[Data excerpts]

►

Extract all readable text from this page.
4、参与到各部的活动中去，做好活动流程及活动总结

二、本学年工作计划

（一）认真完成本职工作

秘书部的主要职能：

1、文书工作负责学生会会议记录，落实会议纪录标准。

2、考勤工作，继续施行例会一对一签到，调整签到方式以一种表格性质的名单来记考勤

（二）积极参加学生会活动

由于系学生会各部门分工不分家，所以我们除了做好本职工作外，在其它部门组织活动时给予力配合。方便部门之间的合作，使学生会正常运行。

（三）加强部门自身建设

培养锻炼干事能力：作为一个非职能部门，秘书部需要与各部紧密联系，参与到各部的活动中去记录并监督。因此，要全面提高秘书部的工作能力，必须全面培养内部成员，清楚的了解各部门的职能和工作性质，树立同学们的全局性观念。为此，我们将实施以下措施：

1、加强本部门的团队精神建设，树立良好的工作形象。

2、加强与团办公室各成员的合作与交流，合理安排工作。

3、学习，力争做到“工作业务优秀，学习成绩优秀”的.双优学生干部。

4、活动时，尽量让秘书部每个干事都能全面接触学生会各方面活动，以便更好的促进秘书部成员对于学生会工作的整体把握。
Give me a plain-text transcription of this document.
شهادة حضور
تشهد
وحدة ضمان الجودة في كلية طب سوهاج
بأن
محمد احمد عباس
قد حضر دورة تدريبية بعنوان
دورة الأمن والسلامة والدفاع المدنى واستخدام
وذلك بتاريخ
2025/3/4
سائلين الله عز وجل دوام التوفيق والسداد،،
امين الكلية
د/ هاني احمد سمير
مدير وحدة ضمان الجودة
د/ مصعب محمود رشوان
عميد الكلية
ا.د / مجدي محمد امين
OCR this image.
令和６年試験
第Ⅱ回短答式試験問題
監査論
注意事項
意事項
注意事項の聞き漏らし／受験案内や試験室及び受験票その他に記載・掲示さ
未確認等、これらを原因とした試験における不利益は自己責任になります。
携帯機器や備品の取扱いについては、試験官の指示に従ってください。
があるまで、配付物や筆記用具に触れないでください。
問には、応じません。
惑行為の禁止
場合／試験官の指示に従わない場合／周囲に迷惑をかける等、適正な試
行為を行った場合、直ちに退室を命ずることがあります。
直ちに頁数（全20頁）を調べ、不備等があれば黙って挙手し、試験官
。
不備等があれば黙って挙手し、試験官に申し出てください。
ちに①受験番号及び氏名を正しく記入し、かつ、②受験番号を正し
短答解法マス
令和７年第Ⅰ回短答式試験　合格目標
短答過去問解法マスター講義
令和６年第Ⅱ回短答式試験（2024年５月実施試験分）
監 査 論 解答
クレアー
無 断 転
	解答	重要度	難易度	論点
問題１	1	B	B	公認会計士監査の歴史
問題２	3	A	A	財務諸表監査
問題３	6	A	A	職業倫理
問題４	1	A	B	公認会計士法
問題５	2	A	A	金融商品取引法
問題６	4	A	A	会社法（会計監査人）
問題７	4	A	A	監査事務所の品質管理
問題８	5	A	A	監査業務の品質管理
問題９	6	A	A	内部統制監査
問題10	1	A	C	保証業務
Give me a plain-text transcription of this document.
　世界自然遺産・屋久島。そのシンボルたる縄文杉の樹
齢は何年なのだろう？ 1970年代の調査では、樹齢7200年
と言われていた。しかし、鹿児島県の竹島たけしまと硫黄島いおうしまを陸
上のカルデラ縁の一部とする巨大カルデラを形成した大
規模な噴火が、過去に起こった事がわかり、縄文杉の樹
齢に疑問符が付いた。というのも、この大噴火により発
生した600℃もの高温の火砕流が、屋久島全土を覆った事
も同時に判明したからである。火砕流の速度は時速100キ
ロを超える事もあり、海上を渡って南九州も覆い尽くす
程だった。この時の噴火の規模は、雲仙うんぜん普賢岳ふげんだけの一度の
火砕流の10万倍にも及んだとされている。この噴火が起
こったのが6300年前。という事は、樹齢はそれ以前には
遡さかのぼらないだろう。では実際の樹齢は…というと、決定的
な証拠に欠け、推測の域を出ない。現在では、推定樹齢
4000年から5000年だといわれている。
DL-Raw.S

◄

◆ TASK TO COMPLETE: Transcribe all lines as written.

◆ CORRECT OUTPUT:
Extract all readable text from this page.
4、参与到各部的活动中去，做好活动流程及活动总结

二、本学年工作计划

（一）认真完成本职工作

秘书部的主要职能：

1、文书工作负责学生会会议记录，落实会议纪录标准。

2、考勤工作，继续施行例会一对一签到，调整签到方式以一种表格性质的名单来记考勤

（二）积极参加学生会活动

由于系学生会各部门分工不分家，所以我们除了做好本职工作外，在其它部门组织活动时给予力配合。方便部门之间的合作，使学生会正常运行。

（三）加强部门自身建设

培养锻炼干事能力：作为一个非职能部门，秘书部需要与各部紧密联系，参与到各部的活动中去记录并监督。因此，要全面提高秘书部的工作能力，必须全面培养内部成员，清楚的了解各部门的职能和工作性质，树立同学们的全局性观念。为此，我们将实施以下措施：

1、加强本部门的团队精神建设，树立良好的工作形象。

2、加强与团办公室各成员的合作与交流，合理安排工作。

3、学习，力争做到“工作业务优秀，学习成绩优秀”的.双优学生干部。

4、活动时，尽量让秘书部每个干事都能全面接触学生会各方面活动，以便更好的促进秘书部成员对于学生会工作的整体把握。
Give me a plain-text transcription of this document.
شهادة حضور
تشهد
وحدة ضمان الجودة في كلية طب سوهاج
بأن
محمد احمد عباس
قد حضر دورة تدريبية بعنوان
دورة الأمن والسلامة والدفاع المدنى واستخدام
وذلك بتاريخ
2025/3/4
سائلين الله عز وجل دوام التوفيق والسداد،،
امين الكلية
د/ هاني احمد سمير
مدير وحدة ضمان الجودة
د/ مصعب محمود رشوان
عميد الكلية
ا.د / مجدي محمد امين
OCR this image.
令和６年試験
第Ⅱ回短答式試験問題
監査論
注意事項
意事項
注意事項の聞き漏らし／受験案内や試験室及び受験票その他に記載・掲示さ
未確認等、これらを原因とした試験における不利益は自己責任になります。
携帯機器や備品の取扱いについては、試験官の指示に従ってください。
があるまで、配付物や筆記用具に触れないでください。
問には、応じません。
惑行為の禁止
場合／試験官の指示に従わない場合／周囲に迷惑をかける等、適正な試
行為を行った場合、直ちに退室を命ずることがあります。
直ちに頁数（全20頁）を調べ、不備等があれば黙って挙手し、試験官
。
不備等があれば黙って挙手し、試験官に申し出てください。
ちに①受験番号及び氏名を正しく記入し、かつ、②受験番号を正し
短答解法マス
令和７年第Ⅰ回短答式試験　合格目標
短答過去問解法マスター講義
令和６年第Ⅱ回短答式試験（2024年５月実施試験分）
監 査 論 解答
クレアー
無 断 転
	解答	重要度	難易度	論点
問題１	1	B	B	公認会計士監査の歴史
問題２	3	A	A	財務諸表監査
問題３	6	A	A	職業倫理
問題４	1	A	B	公認会計士法
問題５	2	A	A	金融商品取引法
問題６	4	A	A	会社法（会計監査人）
問題７	4	A	A	監査事務所の品質管理
問題８	5	A	A	監査業務の品質管理
問題９	6	A	A	内部統制監査
問題10	1	A	C	保証業務
Give me a plain-text transcription of this document.
　世界自然遺産・屋久島。そのシンボルたる縄文杉の樹
齢は何年なのだろう？ 1970年代の調査では、樹齢7200年
と言われていた。しかし、鹿児島県の竹島たけしまと硫黄島いおうしまを陸
上のカルデラ縁の一部とする巨大カルデラを形成した大
規模な噴火が、過去に起こった事がわかり、縄文杉の樹
齢に疑問符が付いた。というのも、この大噴火により発
生した600℃もの高温の火砕流が、屋久島全土を覆った事
も同時に判明したからである。火砕流の速度は時速100キ
ロを超える事もあり、海上を渡って南九州も覆い尽くす
程だった。この時の噴火の規模は、雲仙うんぜん普賢岳ふげんだけの一度の
火砕流の10万倍にも及んだとされている。この噴火が起
こったのが6300年前。という事は、樹齢はそれ以前には
遡さかのぼらないだろう。では実際の樹齢は…というと、決定的
な証拠に欠け、推測の域を出ない。現在では、推定樹齢
4000年から5000年だといわれている。
DL-Raw.S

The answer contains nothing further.